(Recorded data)
----------
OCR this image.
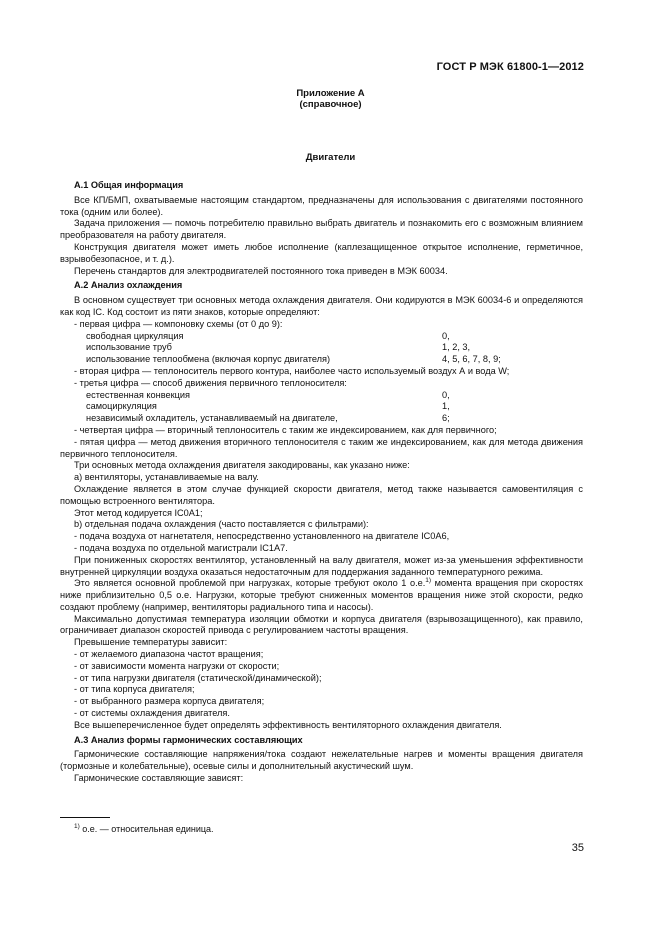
ГОСТ Р МЭК 61800-1—2012
Приложение А
(справочное)
Двигатели

А.1 Общая информация

Все КП/БМП, охватываемые настоящим стандартом, предназначены для использования с двигателями постоянного тока (одним или более).

Задача приложения — помочь потребителю правильно выбрать двигатель и познакомить его с возможным влиянием преобразователя на работу двигателя.

Конструкция двигателя может иметь любое исполнение (каплезащищенное открытое исполнение, герметичное, взрывобезопасное, и т. д.).

Перечень стандартов для электродвигателей постоянного тока приведен в МЭК 60034.

А.2 Анализ охлаждения

В основном существует три основных метода охлаждения двигателя. Они кодируются в МЭК 60034-6 и определяются как код IC. Код состоит из пяти знаков, которые определяют:

- первая цифра — компоновку схемы (от 0 до 9):

свободная циркуляция	0,
использование труб	1, 2, 3,
использование теплообмена (включая корпус двигателя)	4, 5, 6, 7, 8, 9;

- вторая цифра — теплоноситель первого контура, наиболее часто используемый воздух А и вода W;

- третья цифра — способ движения первичного теплоносителя:

естественная конвекция	0,
самоциркуляция	1,
независимый охладитель, устанавливаемый на двигателе,	6;

- четвертая цифра — вторичный теплоноситель с таким же индексированием, как для первичного;

- пятая цифра — метод движения вторичного теплоносителя с таким же индексированием, как для метода движения первичного теплоносителя.

Три основных метода охлаждения двигателя закодированы, как указано ниже:

а) вентиляторы, устанавливаемые на валу.

Охлаждение является в этом случае функцией скорости двигателя, метод также называется самовентиляция с помощью встроенного вентилятора.

Этот метод кодируется IC0A1;

b) отдельная подача охлаждения (часто поставляется с фильтрами):

- подача воздуха от нагнетателя, непосредственно установленного на двигателе IC0A6,

- подача воздуха по отдельной магистрали IC1A7.

При пониженных скоростях вентилятор, установленный на валу двигателя, может из-за уменьшения эффективности внутренней циркуляции воздуха оказаться недостаточным для поддержания заданного температурного режима.

Это является основной проблемой при нагрузках, которые требуют около 1 о.е.$^{1)}$ момента вращения при скоростях ниже приблизительно 0,5 о.е. Нагрузки, которые требуют сниженных моментов вращения ниже этой скорости, редко создают проблему (например, вентиляторы радиального типа и насосы).

Максимально допустимая температура изоляции обмотки и корпуса двигателя (взрывозащищенного), как правило, ограничивает диапазон скоростей привода с регулированием частоты вращения.

Превышение температуры зависит:

- от желаемого диапазона частот вращения;

- от зависимости момента нагрузки от скорости;

- от типа нагрузки двигателя (статической/динамической);

- от типа корпуса двигателя;

- от выбранного размера корпуса двигателя;

- от системы охлаждения двигателя.

Все вышеперечисленное будет определять эффективность вентиляторного охлаждения двигателя.

А.3 Анализ формы гармонических составляющих

Гармонические составляющие напряжения/тока создают нежелательные нагрев и моменты вращения двигателя (тормозные и колебательные), осевые силы и дополнительный акустический шум.

Гармонические составляющие зависят:

$^{1)}$ о.е. — относительная единица.
35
----------
Task details: Work out how many lines in the records above contain the word "постоянного", and reply with that number alone.

Exercise output: 2